begin SUPPLIED ENTRIES

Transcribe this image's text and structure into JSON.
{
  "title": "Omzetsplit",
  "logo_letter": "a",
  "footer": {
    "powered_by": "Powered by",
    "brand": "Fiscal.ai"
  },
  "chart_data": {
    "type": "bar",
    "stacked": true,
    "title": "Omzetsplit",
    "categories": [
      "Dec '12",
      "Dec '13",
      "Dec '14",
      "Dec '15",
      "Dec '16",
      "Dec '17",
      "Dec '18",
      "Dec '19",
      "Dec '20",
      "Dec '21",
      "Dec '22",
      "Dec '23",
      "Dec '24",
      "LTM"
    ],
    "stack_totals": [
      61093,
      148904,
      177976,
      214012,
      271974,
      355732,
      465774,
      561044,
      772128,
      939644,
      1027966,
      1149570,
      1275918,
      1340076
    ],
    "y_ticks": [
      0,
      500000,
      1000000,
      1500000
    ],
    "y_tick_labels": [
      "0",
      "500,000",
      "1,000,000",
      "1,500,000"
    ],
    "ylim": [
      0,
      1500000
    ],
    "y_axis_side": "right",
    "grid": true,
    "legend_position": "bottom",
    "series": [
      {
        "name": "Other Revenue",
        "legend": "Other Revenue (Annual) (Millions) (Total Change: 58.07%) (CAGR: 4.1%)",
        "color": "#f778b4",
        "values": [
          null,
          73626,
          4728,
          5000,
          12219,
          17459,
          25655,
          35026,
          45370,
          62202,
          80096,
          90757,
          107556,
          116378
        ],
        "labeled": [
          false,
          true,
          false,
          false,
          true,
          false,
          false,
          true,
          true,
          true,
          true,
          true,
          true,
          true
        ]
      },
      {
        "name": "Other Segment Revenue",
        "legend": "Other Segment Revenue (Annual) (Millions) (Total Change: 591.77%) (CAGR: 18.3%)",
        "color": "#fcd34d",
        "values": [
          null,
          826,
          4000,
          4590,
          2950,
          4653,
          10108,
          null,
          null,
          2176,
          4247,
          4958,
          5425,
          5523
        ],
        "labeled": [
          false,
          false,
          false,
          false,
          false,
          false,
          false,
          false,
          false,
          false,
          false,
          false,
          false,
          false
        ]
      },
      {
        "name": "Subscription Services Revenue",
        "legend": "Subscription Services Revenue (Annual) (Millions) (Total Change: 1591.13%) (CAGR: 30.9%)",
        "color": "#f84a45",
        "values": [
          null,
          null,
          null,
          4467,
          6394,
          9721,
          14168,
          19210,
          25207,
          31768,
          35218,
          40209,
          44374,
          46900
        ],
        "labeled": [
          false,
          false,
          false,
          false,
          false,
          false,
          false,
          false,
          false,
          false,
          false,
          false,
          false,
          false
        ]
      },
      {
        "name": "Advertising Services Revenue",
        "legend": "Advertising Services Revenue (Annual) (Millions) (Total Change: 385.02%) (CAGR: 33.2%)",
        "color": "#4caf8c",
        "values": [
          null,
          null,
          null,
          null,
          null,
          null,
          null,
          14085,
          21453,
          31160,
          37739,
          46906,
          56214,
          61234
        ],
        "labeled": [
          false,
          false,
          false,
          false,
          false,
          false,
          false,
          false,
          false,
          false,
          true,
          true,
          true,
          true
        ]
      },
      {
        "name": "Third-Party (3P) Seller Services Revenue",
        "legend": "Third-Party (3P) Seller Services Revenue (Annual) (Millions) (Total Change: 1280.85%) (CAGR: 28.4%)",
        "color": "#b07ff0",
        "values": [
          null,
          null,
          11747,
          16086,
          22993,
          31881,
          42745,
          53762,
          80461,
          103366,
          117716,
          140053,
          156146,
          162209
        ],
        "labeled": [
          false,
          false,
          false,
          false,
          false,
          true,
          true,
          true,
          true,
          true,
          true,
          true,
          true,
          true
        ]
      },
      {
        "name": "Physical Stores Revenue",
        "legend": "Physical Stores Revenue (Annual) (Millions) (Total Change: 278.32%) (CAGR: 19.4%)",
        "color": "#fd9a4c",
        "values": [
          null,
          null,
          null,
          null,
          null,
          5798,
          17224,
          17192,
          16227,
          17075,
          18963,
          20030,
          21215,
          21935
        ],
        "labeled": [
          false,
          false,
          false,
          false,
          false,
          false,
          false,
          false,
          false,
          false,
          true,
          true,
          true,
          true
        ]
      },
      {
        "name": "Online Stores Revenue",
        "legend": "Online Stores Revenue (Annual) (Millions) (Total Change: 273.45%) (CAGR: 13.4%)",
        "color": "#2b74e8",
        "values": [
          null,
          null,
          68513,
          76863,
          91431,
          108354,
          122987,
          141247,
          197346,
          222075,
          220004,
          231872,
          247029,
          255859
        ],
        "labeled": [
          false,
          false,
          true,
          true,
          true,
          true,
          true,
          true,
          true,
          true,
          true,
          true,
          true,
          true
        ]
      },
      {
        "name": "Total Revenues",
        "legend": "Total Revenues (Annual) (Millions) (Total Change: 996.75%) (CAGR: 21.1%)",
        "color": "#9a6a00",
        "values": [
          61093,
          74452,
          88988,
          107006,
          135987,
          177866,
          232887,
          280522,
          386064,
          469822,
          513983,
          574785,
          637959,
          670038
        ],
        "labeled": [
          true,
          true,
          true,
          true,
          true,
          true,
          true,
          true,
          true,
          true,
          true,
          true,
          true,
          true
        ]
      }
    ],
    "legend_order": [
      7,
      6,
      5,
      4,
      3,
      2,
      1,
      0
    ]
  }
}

end SUPPLIED ENTRIES

Type the whole listing again, unaltered.

Transcribe this image's text and structure into JSON.
{
  "title": "Omzetsplit",
  "logo_letter": "a",
  "footer": {
    "powered_by": "Powered by",
    "brand": "Fiscal.ai"
  },
  "chart_data": {
    "type": "bar",
    "stacked": true,
    "title": "Omzetsplit",
    "categories": [
      "Dec '12",
      "Dec '13",
      "Dec '14",
      "Dec '15",
      "Dec '16",
      "Dec '17",
      "Dec '18",
      "Dec '19",
      "Dec '20",
      "Dec '21",
      "Dec '22",
      "Dec '23",
      "Dec '24",
      "LTM"
    ],
    "stack_totals": [
      61093,
      148904,
      177976,
      214012,
      271974,
      355732,
      465774,
      561044,
      772128,
      939644,
      1027966,
      1149570,
      1275918,
      1340076
    ],
    "y_ticks": [
      0,
      500000,
      1000000,
      1500000
    ],
    "y_tick_labels": [
      "0",
      "500,000",
      "1,000,000",
      "1,500,000"
    ],
    "ylim": [
      0,
      1500000
    ],
    "y_axis_side": "right",
    "grid": true,
    "legend_position": "bottom",
    "series": [
      {
        "name": "Other Revenue",
        "legend": "Other Revenue (Annual) (Millions) (Total Change: 58.07%) (CAGR: 4.1%)",
        "color": "#f778b4",
        "values": [
          null,
          73626,
          4728,
          5000,
          12219,
          17459,
          25655,
          35026,
          45370,
          62202,
          80096,
          90757,
          107556,
          116378
        ],
        "labeled": [
          false,
          true,
          false,
          false,
          true,
          false,
          false,
          true,
          true,
          true,
          true,
          true,
          true,
          true
        ]
      },
      {
        "name": "Other Segment Revenue",
        "legend": "Other Segment Revenue (Annual) (Millions) (Total Change: 591.77%) (CAGR: 18.3%)",
        "color": "#fcd34d",
        "values": [
          null,
          826,
          4000,
          4590,
          2950,
          4653,
          10108,
          null,
          null,
          2176,
          4247,
          4958,
          5425,
          5523
        ],
        "labeled": [
          false,
          false,
          false,
          false,
          false,
          false,
          false,
          false,
          false,
          false,
          false,
          false,
          false,
          false
        ]
      },
      {
        "name": "Subscription Services Revenue",
        "legend": "Subscription Services Revenue (Annual) (Millions) (Total Change: 1591.13%) (CAGR: 30.9%)",
        "color": "#f84a45",
        "values": [
          null,
          null,
          null,
          4467,
          6394,
          9721,
          14168,
          19210,
          25207,
          31768,
          35218,
          40209,
          44374,
          46900
        ],
        "labeled": [
          false,
          false,
          false,
          false,
          false,
          false,
          false,
          false,
          false,
          false,
          false,
          false,
          false,
          false
        ]
      },
      {
        "name": "Advertising Services Revenue",
        "legend": "Advertising Services Revenue (Annual) (Millions) (Total Change: 385.02%) (CAGR: 33.2%)",
        "color": "#4caf8c",
        "values": [
          null,
          null,
          null,
          null,
          null,
          null,
          null,
          14085,
          21453,
          31160,
          37739,
          46906,
          56214,
          61234
        ],
        "labeled": [
          false,
          false,
          false,
          false,
          false,
          false,
          false,
          false,
          false,
          false,
          true,
          true,
          true,
          true
        ]
      },
      {
        "name": "Third-Party (3P) Seller Services Revenue",
        "legend": "Third-Party (3P) Seller Services Revenue (Annual) (Millions) (Total Change: 1280.85%) (CAGR: 28.4%)",
        "color": "#b07ff0",
        "values": [
          null,
          null,
          11747,
          16086,
          22993,
          31881,
          42745,
          53762,
          80461,
          103366,
          117716,
          140053,
          156146,
          162209
        ],
        "labeled": [
          false,
          false,
          false,
          false,
          false,
          true,
          true,
          true,
          true,
          true,
          true,
          true,
          true,
          true
        ]
      },
      {
        "name": "Physical Stores Revenue",
        "legend": "Physical Stores Revenue (Annual) (Millions) (Total Change: 278.32%) (CAGR: 19.4%)",
        "color": "#fd9a4c",
        "values": [
          null,
          null,
          null,
          null,
          null,
          5798,
          17224,
          17192,
          16227,
          17075,
          18963,
          20030,
          21215,
          21935
        ],
        "labeled": [
          false,
          false,
          false,
          false,
          false,
          false,
          false,
          false,
          false,
          false,
          true,
          true,
          true,
          true
        ]
      },
      {
        "name": "Online Stores Revenue",
        "legend": "Online Stores Revenue (Annual) (Millions) (Total Change: 273.45%) (CAGR: 13.4%)",
        "color": "#2b74e8",
        "values": [
          null,
          null,
          68513,
          76863,
          91431,
          108354,
          122987,
          141247,
          197346,
          222075,
          220004,
          231872,
          247029,
          255859
        ],
        "labeled": [
          false,
          false,
          true,
          true,
          true,
          true,
          true,
          true,
          true,
          true,
          true,
          true,
          true,
          true
        ]
      },
      {
        "name": "Total Revenues",
        "legend": "Total Revenues (Annual) (Millions) (Total Change: 996.75%) (CAGR: 21.1%)",
        "color": "#9a6a00",
        "values": [
          61093,
          74452,
          88988,
          107006,
          135987,
          177866,
          232887,
          280522,
          386064,
          469822,
          513983,
          574785,
          637959,
          670038
        ],
        "labeled": [
          true,
          true,
          true,
          true,
          true,
          true,
          true,
          true,
          true,
          true,
          true,
          true,
          true,
          true
        ]
      }
    ],
    "legend_order": [
      7,
      6,
      5,
      4,
      3,
      2,
      1,
      0
    ]
  }
}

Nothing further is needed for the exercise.